**Dataset items:**
(begin)

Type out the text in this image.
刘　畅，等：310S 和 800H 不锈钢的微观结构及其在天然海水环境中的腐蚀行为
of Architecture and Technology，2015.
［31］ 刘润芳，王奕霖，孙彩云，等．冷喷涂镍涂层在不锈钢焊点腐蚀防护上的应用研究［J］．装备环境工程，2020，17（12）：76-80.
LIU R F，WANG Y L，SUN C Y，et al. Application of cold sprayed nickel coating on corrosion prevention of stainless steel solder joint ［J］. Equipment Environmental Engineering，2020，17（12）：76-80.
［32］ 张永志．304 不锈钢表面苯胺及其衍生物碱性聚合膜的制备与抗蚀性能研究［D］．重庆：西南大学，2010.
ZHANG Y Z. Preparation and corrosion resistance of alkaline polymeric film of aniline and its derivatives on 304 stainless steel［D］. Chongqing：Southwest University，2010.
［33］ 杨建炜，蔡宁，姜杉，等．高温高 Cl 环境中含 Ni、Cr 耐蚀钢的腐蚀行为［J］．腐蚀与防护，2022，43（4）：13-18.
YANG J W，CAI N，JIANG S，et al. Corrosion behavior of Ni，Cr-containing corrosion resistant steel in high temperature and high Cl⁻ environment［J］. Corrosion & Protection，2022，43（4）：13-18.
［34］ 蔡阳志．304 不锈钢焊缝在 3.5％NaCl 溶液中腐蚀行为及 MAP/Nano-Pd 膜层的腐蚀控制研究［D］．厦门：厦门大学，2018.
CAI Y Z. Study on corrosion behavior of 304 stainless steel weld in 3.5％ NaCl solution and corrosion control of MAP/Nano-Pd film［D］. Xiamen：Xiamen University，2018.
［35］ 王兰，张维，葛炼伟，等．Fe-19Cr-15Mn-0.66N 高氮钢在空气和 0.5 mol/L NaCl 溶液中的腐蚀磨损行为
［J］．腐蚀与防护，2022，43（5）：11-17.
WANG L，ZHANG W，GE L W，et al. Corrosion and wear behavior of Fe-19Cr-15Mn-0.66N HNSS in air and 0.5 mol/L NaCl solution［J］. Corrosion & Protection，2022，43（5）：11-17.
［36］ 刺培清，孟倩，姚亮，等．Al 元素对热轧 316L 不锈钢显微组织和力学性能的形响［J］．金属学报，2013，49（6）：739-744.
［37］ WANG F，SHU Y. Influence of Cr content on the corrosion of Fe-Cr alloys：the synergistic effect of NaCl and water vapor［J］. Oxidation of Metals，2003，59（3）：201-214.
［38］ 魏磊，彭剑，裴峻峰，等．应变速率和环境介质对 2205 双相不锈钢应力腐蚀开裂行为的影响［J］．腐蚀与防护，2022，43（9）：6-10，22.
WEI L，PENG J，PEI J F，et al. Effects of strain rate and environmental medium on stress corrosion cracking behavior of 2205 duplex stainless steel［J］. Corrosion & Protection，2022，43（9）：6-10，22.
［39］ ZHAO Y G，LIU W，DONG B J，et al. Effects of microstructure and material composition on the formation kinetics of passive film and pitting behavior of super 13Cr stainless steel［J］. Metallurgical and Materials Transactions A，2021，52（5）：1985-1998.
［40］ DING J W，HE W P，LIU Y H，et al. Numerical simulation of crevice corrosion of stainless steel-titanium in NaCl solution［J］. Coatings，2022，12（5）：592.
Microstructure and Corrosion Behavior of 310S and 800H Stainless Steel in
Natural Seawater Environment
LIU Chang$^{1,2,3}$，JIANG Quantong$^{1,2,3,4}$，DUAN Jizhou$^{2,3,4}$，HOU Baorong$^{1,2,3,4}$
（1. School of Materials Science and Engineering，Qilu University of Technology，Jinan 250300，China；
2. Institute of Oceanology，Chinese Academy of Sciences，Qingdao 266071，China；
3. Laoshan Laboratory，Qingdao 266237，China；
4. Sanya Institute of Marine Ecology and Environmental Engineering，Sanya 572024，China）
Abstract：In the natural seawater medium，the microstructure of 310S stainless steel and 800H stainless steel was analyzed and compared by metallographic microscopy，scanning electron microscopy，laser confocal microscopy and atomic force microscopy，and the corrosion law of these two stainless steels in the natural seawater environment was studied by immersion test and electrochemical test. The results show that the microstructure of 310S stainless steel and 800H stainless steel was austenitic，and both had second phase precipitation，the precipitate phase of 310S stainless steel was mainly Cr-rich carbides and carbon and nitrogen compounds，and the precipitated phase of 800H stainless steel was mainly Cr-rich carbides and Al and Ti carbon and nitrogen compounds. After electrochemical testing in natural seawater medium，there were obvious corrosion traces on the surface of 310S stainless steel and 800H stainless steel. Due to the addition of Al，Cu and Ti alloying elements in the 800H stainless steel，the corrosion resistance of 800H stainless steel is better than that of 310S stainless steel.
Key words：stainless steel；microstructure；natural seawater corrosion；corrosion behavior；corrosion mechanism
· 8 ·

(end)

**REQUIREMENTS:** The entries above should be repeated exactly, every one of them.

**TASK RESPONSE:**
Type out the text in this image.
刘　畅，等：310S 和 800H 不锈钢的微观结构及其在天然海水环境中的腐蚀行为
of Architecture and Technology，2015.
［31］ 刘润芳，王奕霖，孙彩云，等．冷喷涂镍涂层在不锈钢焊点腐蚀防护上的应用研究［J］．装备环境工程，2020，17（12）：76-80.
LIU R F，WANG Y L，SUN C Y，et al. Application of cold sprayed nickel coating on corrosion prevention of stainless steel solder joint ［J］. Equipment Environmental Engineering，2020，17（12）：76-80.
［32］ 张永志．304 不锈钢表面苯胺及其衍生物碱性聚合膜的制备与抗蚀性能研究［D］．重庆：西南大学，2010.
ZHANG Y Z. Preparation and corrosion resistance of alkaline polymeric film of aniline and its derivatives on 304 stainless steel［D］. Chongqing：Southwest University，2010.
［33］ 杨建炜，蔡宁，姜杉，等．高温高 Cl 环境中含 Ni、Cr 耐蚀钢的腐蚀行为［J］．腐蚀与防护，2022，43（4）：13-18.
YANG J W，CAI N，JIANG S，et al. Corrosion behavior of Ni，Cr-containing corrosion resistant steel in high temperature and high Cl⁻ environment［J］. Corrosion & Protection，2022，43（4）：13-18.
［34］ 蔡阳志．304 不锈钢焊缝在 3.5％NaCl 溶液中腐蚀行为及 MAP/Nano-Pd 膜层的腐蚀控制研究［D］．厦门：厦门大学，2018.
CAI Y Z. Study on corrosion behavior of 304 stainless steel weld in 3.5％ NaCl solution and corrosion control of MAP/Nano-Pd film［D］. Xiamen：Xiamen University，2018.
［35］ 王兰，张维，葛炼伟，等．Fe-19Cr-15Mn-0.66N 高氮钢在空气和 0.5 mol/L NaCl 溶液中的腐蚀磨损行为
［J］．腐蚀与防护，2022，43（5）：11-17.
WANG L，ZHANG W，GE L W，et al. Corrosion and wear behavior of Fe-19Cr-15Mn-0.66N HNSS in air and 0.5 mol/L NaCl solution［J］. Corrosion & Protection，2022，43（5）：11-17.
［36］ 刺培清，孟倩，姚亮，等．Al 元素对热轧 316L 不锈钢显微组织和力学性能的形响［J］．金属学报，2013，49（6）：739-744.
［37］ WANG F，SHU Y. Influence of Cr content on the corrosion of Fe-Cr alloys：the synergistic effect of NaCl and water vapor［J］. Oxidation of Metals，2003，59（3）：201-214.
［38］ 魏磊，彭剑，裴峻峰，等．应变速率和环境介质对 2205 双相不锈钢应力腐蚀开裂行为的影响［J］．腐蚀与防护，2022，43（9）：6-10，22.
WEI L，PENG J，PEI J F，et al. Effects of strain rate and environmental medium on stress corrosion cracking behavior of 2205 duplex stainless steel［J］. Corrosion & Protection，2022，43（9）：6-10，22.
［39］ ZHAO Y G，LIU W，DONG B J，et al. Effects of microstructure and material composition on the formation kinetics of passive film and pitting behavior of super 13Cr stainless steel［J］. Metallurgical and Materials Transactions A，2021，52（5）：1985-1998.
［40］ DING J W，HE W P，LIU Y H，et al. Numerical simulation of crevice corrosion of stainless steel-titanium in NaCl solution［J］. Coatings，2022，12（5）：592.
Microstructure and Corrosion Behavior of 310S and 800H Stainless Steel in
Natural Seawater Environment
LIU Chang$^{1,2,3}$，JIANG Quantong$^{1,2,3,4}$，DUAN Jizhou$^{2,3,4}$，HOU Baorong$^{1,2,3,4}$
（1. School of Materials Science and Engineering，Qilu University of Technology，Jinan 250300，China；
2. Institute of Oceanology，Chinese Academy of Sciences，Qingdao 266071，China；
3. Laoshan Laboratory，Qingdao 266237，China；
4. Sanya Institute of Marine Ecology and Environmental Engineering，Sanya 572024，China）
Abstract：In the natural seawater medium，the microstructure of 310S stainless steel and 800H stainless steel was analyzed and compared by metallographic microscopy，scanning electron microscopy，laser confocal microscopy and atomic force microscopy，and the corrosion law of these two stainless steels in the natural seawater environment was studied by immersion test and electrochemical test. The results show that the microstructure of 310S stainless steel and 800H stainless steel was austenitic，and both had second phase precipitation，the precipitate phase of 310S stainless steel was mainly Cr-rich carbides and carbon and nitrogen compounds，and the precipitated phase of 800H stainless steel was mainly Cr-rich carbides and Al and Ti carbon and nitrogen compounds. After electrochemical testing in natural seawater medium，there were obvious corrosion traces on the surface of 310S stainless steel and 800H stainless steel. Due to the addition of Al，Cu and Ti alloying elements in the 800H stainless steel，the corrosion resistance of 800H stainless steel is better than that of 310S stainless steel.
Key words：stainless steel；microstructure；natural seawater corrosion；corrosion behavior；corrosion mechanism
· 8 ·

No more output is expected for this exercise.